___ Data provided ___
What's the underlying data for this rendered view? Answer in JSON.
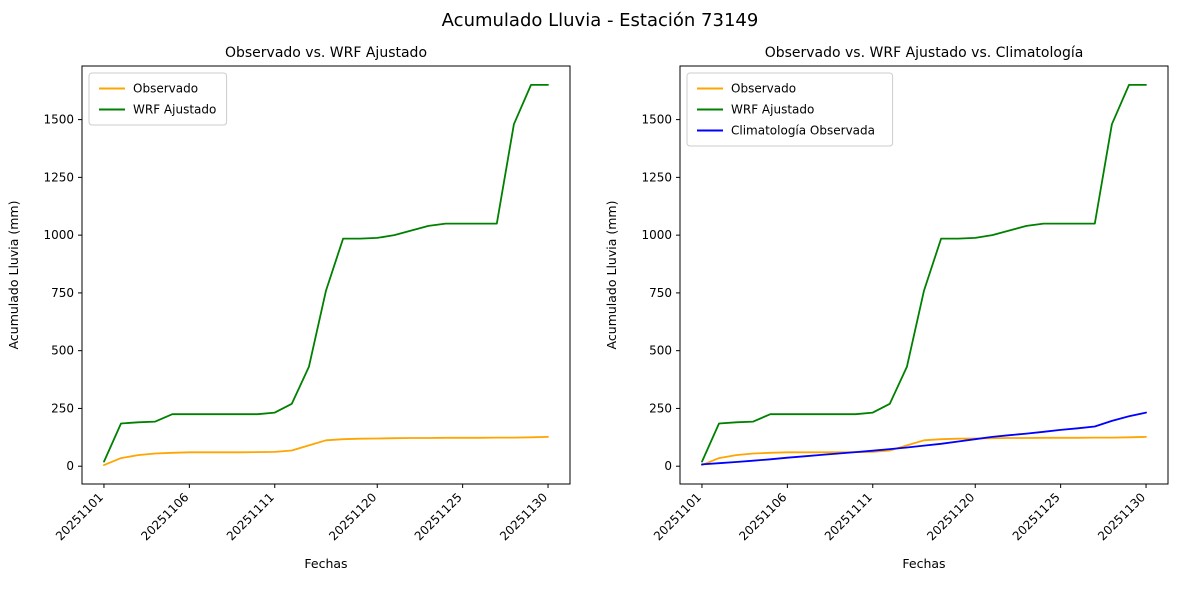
{
  "figure": {
    "title": "Acumulado Lluvia - Estación 73149",
    "background": "#ffffff"
  },
  "chart_data": [
    {
      "type": "line",
      "title": "Observado vs. WRF Ajustado",
      "xlabel": "Fechas",
      "ylabel": "Acumulado Lluvia (mm)",
      "ylim": [
        -77,
        1732
      ],
      "y_ticks": [
        0,
        250,
        500,
        750,
        1000,
        1250,
        1500
      ],
      "x_tick_labels": [
        "20251101",
        "20251106",
        "20251111",
        "20251120",
        "20251125",
        "20251130"
      ],
      "x_tick_indices": [
        0,
        5,
        10,
        16,
        21,
        26
      ],
      "n_points": 27,
      "grid": false,
      "legend_position": "upper left",
      "series": [
        {
          "name": "Observado",
          "color": "#FFA500",
          "values": [
            5,
            35,
            48,
            55,
            58,
            60,
            60,
            60,
            60,
            61,
            62,
            68,
            90,
            112,
            117,
            119,
            120,
            121,
            122,
            122,
            123,
            123,
            123,
            124,
            124,
            125,
            127
          ]
        },
        {
          "name": "WRF Ajustado",
          "color": "#008000",
          "values": [
            20,
            185,
            190,
            193,
            225,
            225,
            225,
            225,
            225,
            225,
            232,
            270,
            430,
            760,
            985,
            985,
            988,
            1000,
            1020,
            1040,
            1050,
            1050,
            1050,
            1050,
            1480,
            1650,
            1650
          ]
        }
      ]
    },
    {
      "type": "line",
      "title": "Observado vs. WRF Ajustado vs. Climatología",
      "xlabel": "Fechas",
      "ylabel": "Acumulado Lluvia (mm)",
      "ylim": [
        -77,
        1732
      ],
      "y_ticks": [
        0,
        250,
        500,
        750,
        1000,
        1250,
        1500
      ],
      "x_tick_labels": [
        "20251101",
        "20251106",
        "20251111",
        "20251120",
        "20251125",
        "20251130"
      ],
      "x_tick_indices": [
        0,
        5,
        10,
        16,
        21,
        26
      ],
      "n_points": 27,
      "grid": false,
      "legend_position": "upper left",
      "series": [
        {
          "name": "Observado",
          "color": "#FFA500",
          "values": [
            5,
            35,
            48,
            55,
            58,
            60,
            60,
            60,
            60,
            61,
            62,
            68,
            90,
            112,
            117,
            119,
            120,
            121,
            122,
            122,
            123,
            123,
            123,
            124,
            124,
            125,
            127
          ]
        },
        {
          "name": "WRF Ajustado",
          "color": "#008000",
          "values": [
            20,
            185,
            190,
            193,
            225,
            225,
            225,
            225,
            225,
            225,
            232,
            270,
            430,
            760,
            985,
            985,
            988,
            1000,
            1020,
            1040,
            1050,
            1050,
            1050,
            1050,
            1480,
            1650,
            1650
          ]
        },
        {
          "name": "Climatología Observada",
          "color": "#0000FF",
          "values": [
            8,
            13,
            18,
            24,
            30,
            37,
            43,
            49,
            55,
            61,
            67,
            74,
            81,
            89,
            97,
            107,
            117,
            127,
            134,
            141,
            149,
            157,
            164,
            172,
            196,
            216,
            232
          ]
        }
      ]
    }
  ]
}
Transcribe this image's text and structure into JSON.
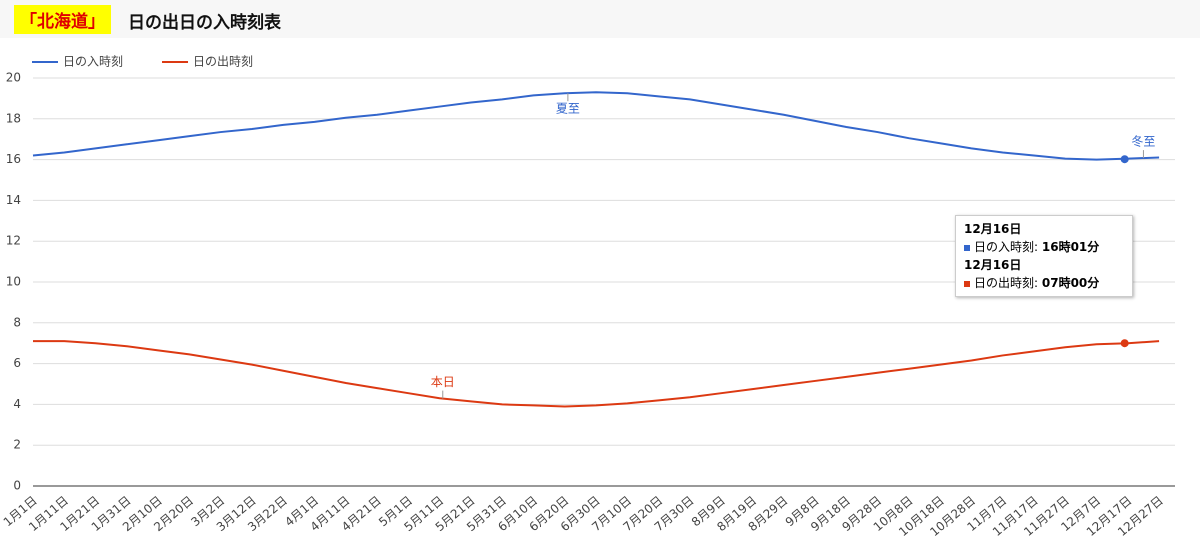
{
  "header": {
    "region": "「北海道」",
    "title": "日の出日の入時刻表"
  },
  "chart_data": {
    "type": "line",
    "categories": [
      "1月1日",
      "1月11日",
      "1月21日",
      "1月31日",
      "2月10日",
      "2月20日",
      "3月2日",
      "3月12日",
      "3月22日",
      "4月1日",
      "4月11日",
      "4月21日",
      "5月1日",
      "5月11日",
      "5月21日",
      "5月31日",
      "6月10日",
      "6月20日",
      "6月30日",
      "7月10日",
      "7月20日",
      "7月30日",
      "8月9日",
      "8月19日",
      "8月29日",
      "9月8日",
      "9月18日",
      "9月28日",
      "10月8日",
      "10月18日",
      "10月28日",
      "11月7日",
      "11月17日",
      "11月27日",
      "12月7日",
      "12月17日",
      "12月27日"
    ],
    "series": [
      {
        "name": "日の入時刻",
        "color": "#3366cc",
        "values": [
          16.2,
          16.35,
          16.55,
          16.75,
          16.95,
          17.15,
          17.35,
          17.5,
          17.7,
          17.85,
          18.05,
          18.2,
          18.4,
          18.6,
          18.8,
          18.95,
          19.15,
          19.25,
          19.3,
          19.25,
          19.1,
          18.95,
          18.7,
          18.45,
          18.2,
          17.9,
          17.6,
          17.35,
          17.05,
          16.8,
          16.55,
          16.35,
          16.2,
          16.05,
          16.0,
          16.05,
          16.1
        ]
      },
      {
        "name": "日の出時刻",
        "color": "#dc3912",
        "values": [
          7.1,
          7.1,
          7.0,
          6.85,
          6.65,
          6.45,
          6.2,
          5.95,
          5.65,
          5.35,
          5.05,
          4.8,
          4.55,
          4.3,
          4.15,
          4.0,
          3.95,
          3.9,
          3.95,
          4.05,
          4.2,
          4.35,
          4.55,
          4.75,
          4.95,
          5.15,
          5.35,
          5.55,
          5.75,
          5.95,
          6.15,
          6.4,
          6.6,
          6.8,
          6.95,
          7.0,
          7.1
        ]
      }
    ],
    "annotations": [
      {
        "text": "夏至"
      },
      {
        "text": "冬至"
      },
      {
        "text": "本日"
      }
    ],
    "tooltip": {
      "items": [
        {
          "date": "12月16日",
          "label": "日の入時刻:",
          "value": 16.02,
          "value_label": "16時01分"
        },
        {
          "date": "12月16日",
          "label": "日の出時刻:",
          "value": 7.0,
          "value_label": "07時00分"
        }
      ]
    },
    "ylim": [
      0,
      20
    ],
    "yticks": [
      0,
      2,
      4,
      6,
      8,
      10,
      12,
      14,
      16,
      18,
      20
    ],
    "grid": true,
    "legend": "top"
  }
}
___
→ **Problem requirements**: Scan the material for lines with the word "JSON", and copy each line you find.

→ **Reply**:
What's the underlying data for this rendered view? Answer in JSON.
Transcribe this image's text and structure into JSON.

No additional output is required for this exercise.